* _THE TASK_: Each record below should be output verbatim, without pictures.

-- BEGIN INPUT DATA --

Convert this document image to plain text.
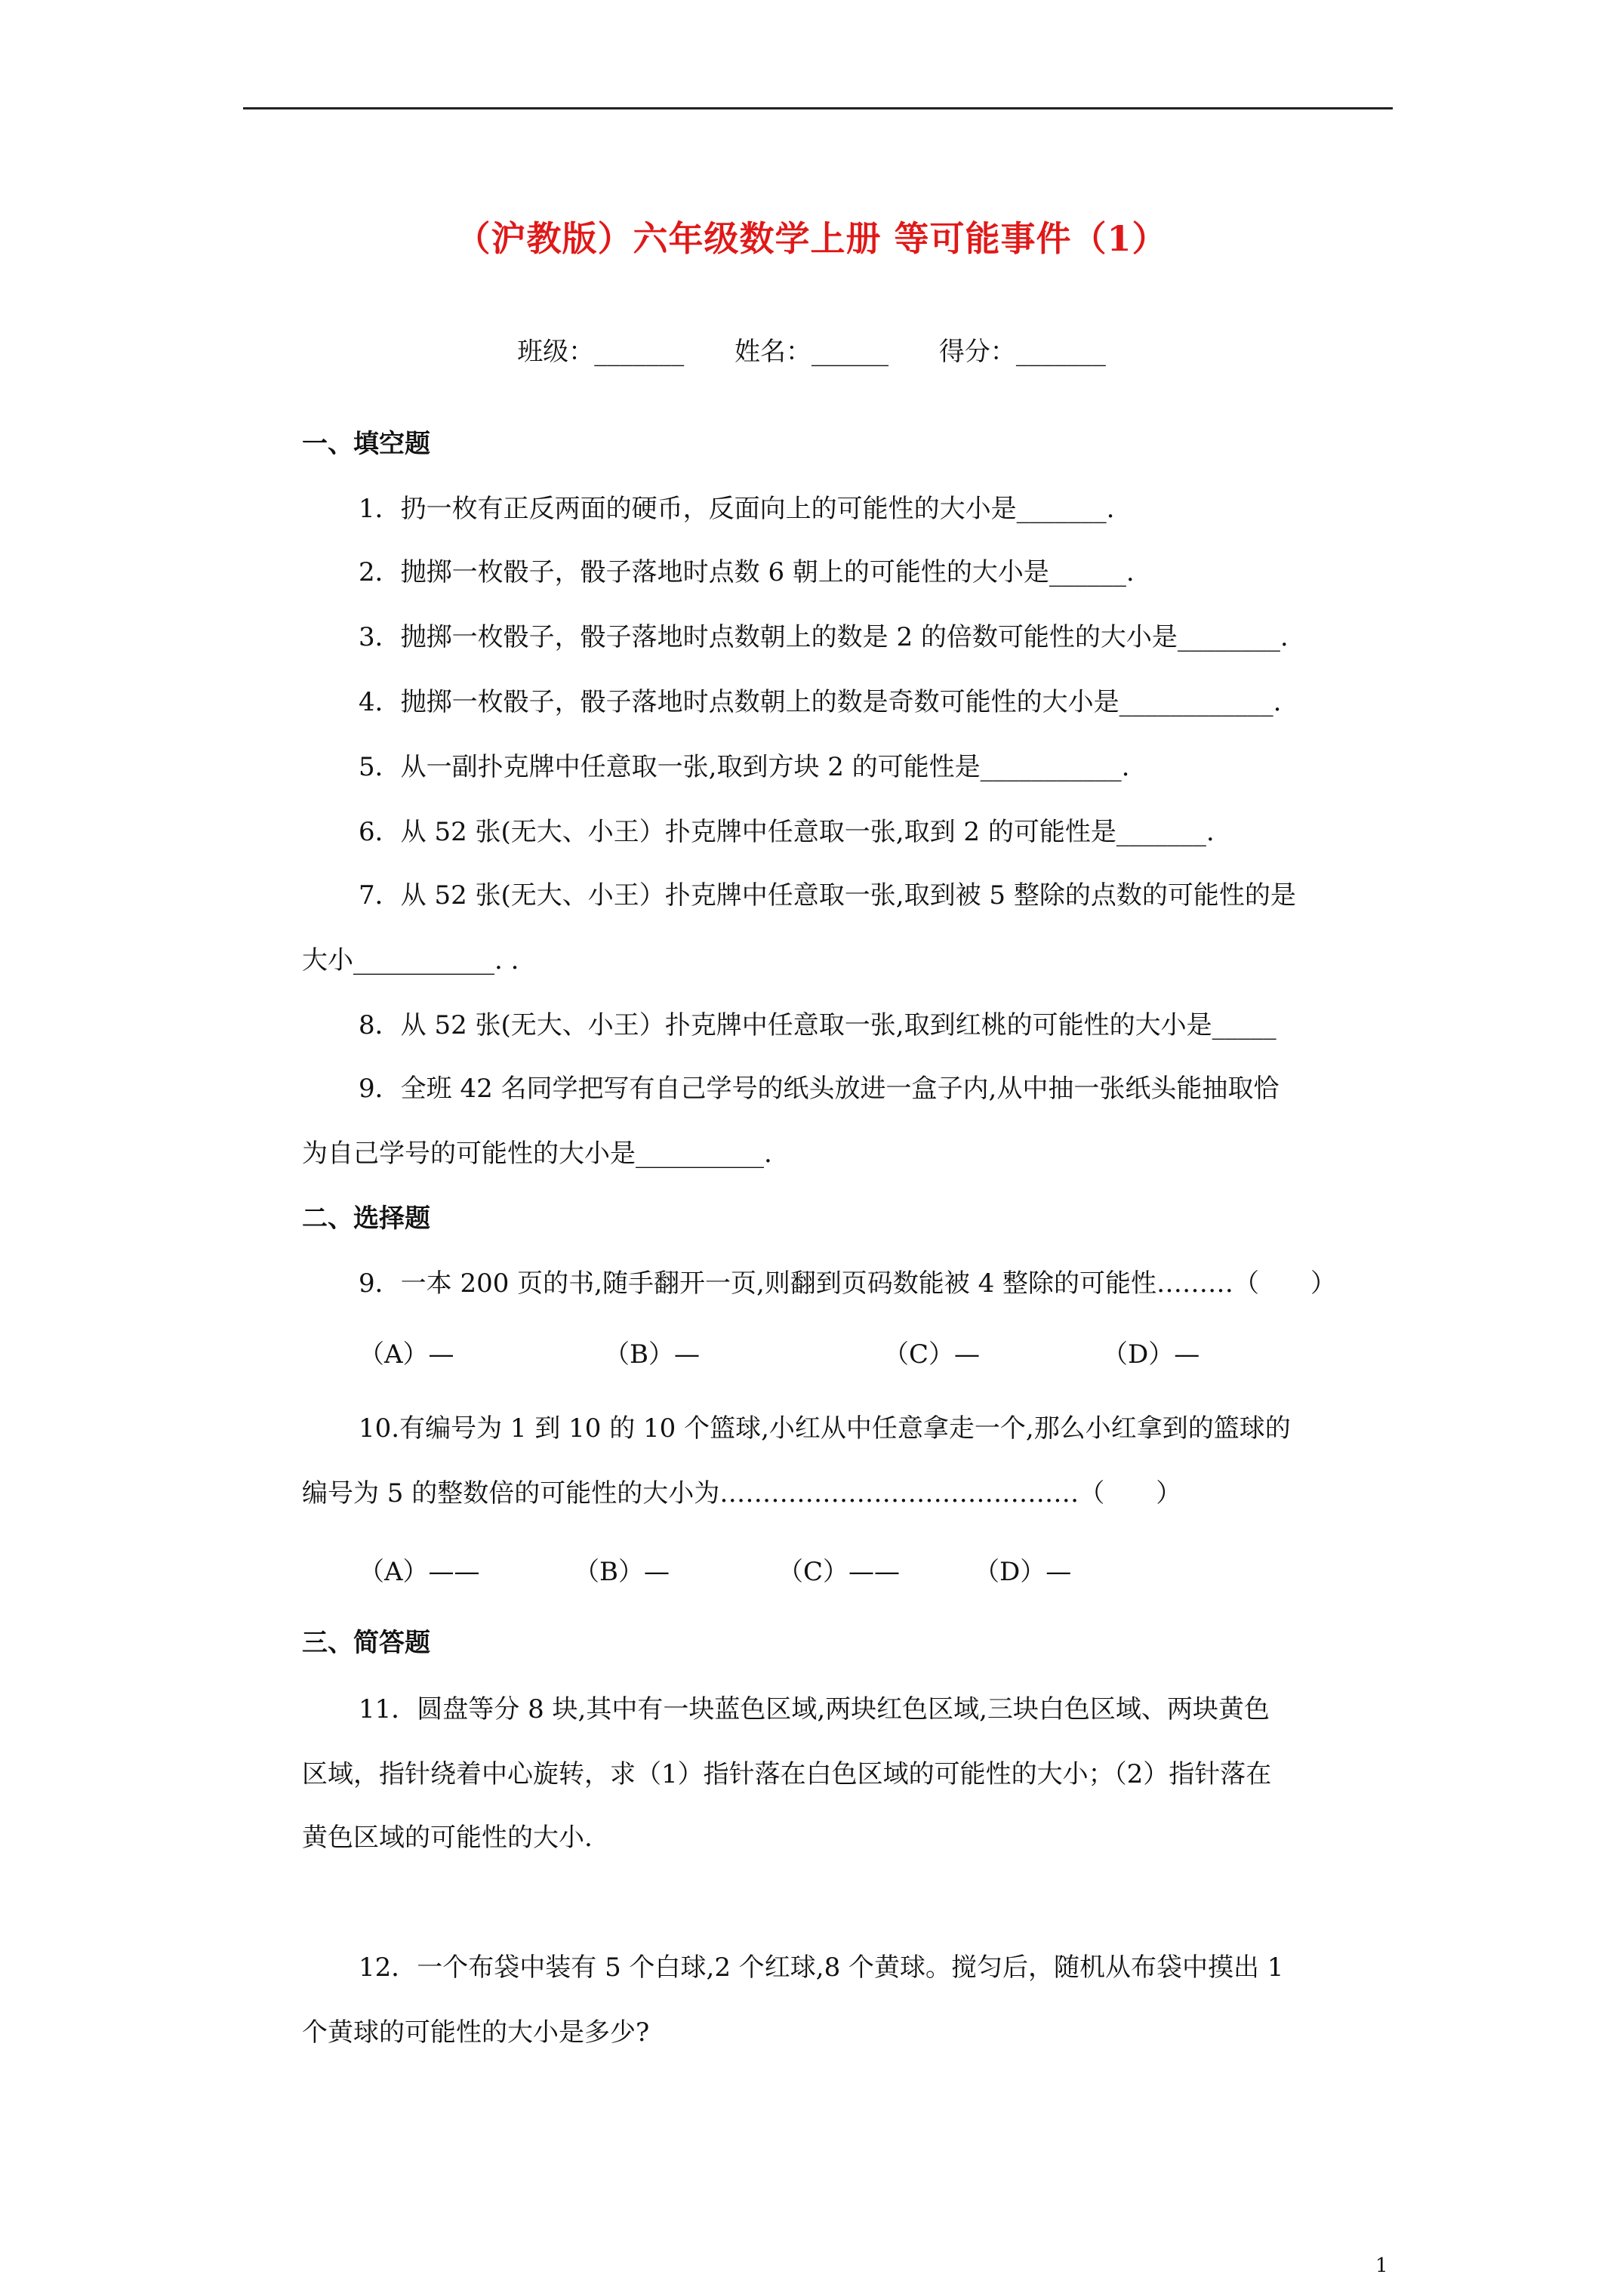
（沪教版）六年级数学上册 等可能事件（1）
班级：_______ 姓名：______ 得分：_______
一、填空题
1．扔一枚有正反两面的硬币，反面向上的可能性的大小是_______.
2．抛掷一枚骰子，骰子落地时点数 6 朝上的可能性的大小是______.
3．抛掷一枚骰子，骰子落地时点数朝上的数是 2 的倍数可能性的大小是________.
4．抛掷一枚骰子，骰子落地时点数朝上的数是奇数可能性的大小是____________.
5．从一副扑克牌中任意取一张,取到方块 2 的可能性是___________.
6．从 52 张(无大、小王）扑克牌中任意取一张,取到 2 的可能性是_______.
7．从 52 张(无大、小王）扑克牌中任意取一张,取到被 5 整除的点数的可能性的是
大小___________. .
8．从 52 张(无大、小王）扑克牌中任意取一张,取到红桃的可能性的大小是_____
9．全班 42 名同学把写有自己学号的纸头放进一盒子内,从中抽一张纸头能抽取恰
为自己学号的可能性的大小是__________.
二、选择题
9．一本 200 页的书,随手翻开一页,则翻到页码数能被 4 整除的可能性………（　　）
（A）—	（B）—	（C）—	（D）—
10.有编号为 1 到 10 的 10 个篮球,小红从中任意拿走一个,那么小红拿到的篮球的
编号为 5 的整数倍的可能性的大小为……………………………………（　　）
（A）——	（B）—	（C）——	（D）—
三、简答题
11．圆盘等分 8 块,其中有一块蓝色区域,两块红色区域,三块白色区域、两块黄色
区域，指针绕着中心旋转，求（1）指针落在白色区域的可能性的大小；（2）指针落在
黄色区域的可能性的大小.
12．一个布袋中装有 5 个白球,2 个红球,8 个黄球。搅匀后，随机从布袋中摸出 1
个黄球的可能性的大小是多少?
1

-- END INPUT DATA --

* _ANSWER TO THIS TASK_:
Convert this document image to plain text.
（沪教版）六年级数学上册 等可能事件（1）
班级：_______ 姓名：______ 得分：_______
一、填空题
1．扔一枚有正反两面的硬币，反面向上的可能性的大小是_______.
2．抛掷一枚骰子，骰子落地时点数 6 朝上的可能性的大小是______.
3．抛掷一枚骰子，骰子落地时点数朝上的数是 2 的倍数可能性的大小是________.
4．抛掷一枚骰子，骰子落地时点数朝上的数是奇数可能性的大小是____________.
5．从一副扑克牌中任意取一张,取到方块 2 的可能性是___________.
6．从 52 张(无大、小王）扑克牌中任意取一张,取到 2 的可能性是_______.
7．从 52 张(无大、小王）扑克牌中任意取一张,取到被 5 整除的点数的可能性的是
大小___________. .
8．从 52 张(无大、小王）扑克牌中任意取一张,取到红桃的可能性的大小是_____
9．全班 42 名同学把写有自己学号的纸头放进一盒子内,从中抽一张纸头能抽取恰
为自己学号的可能性的大小是__________.
二、选择题
9．一本 200 页的书,随手翻开一页,则翻到页码数能被 4 整除的可能性………（　　）
（A）—	（B）—	（C）—	（D）—
10.有编号为 1 到 10 的 10 个篮球,小红从中任意拿走一个,那么小红拿到的篮球的
编号为 5 的整数倍的可能性的大小为……………………………………（　　）
（A）——	（B）—	（C）——	（D）—
三、简答题
11．圆盘等分 8 块,其中有一块蓝色区域,两块红色区域,三块白色区域、两块黄色
区域，指针绕着中心旋转，求（1）指针落在白色区域的可能性的大小；（2）指针落在
黄色区域的可能性的大小.
12．一个布袋中装有 5 个白球,2 个红球,8 个黄球。搅匀后，随机从布袋中摸出 1
个黄球的可能性的大小是多少?
1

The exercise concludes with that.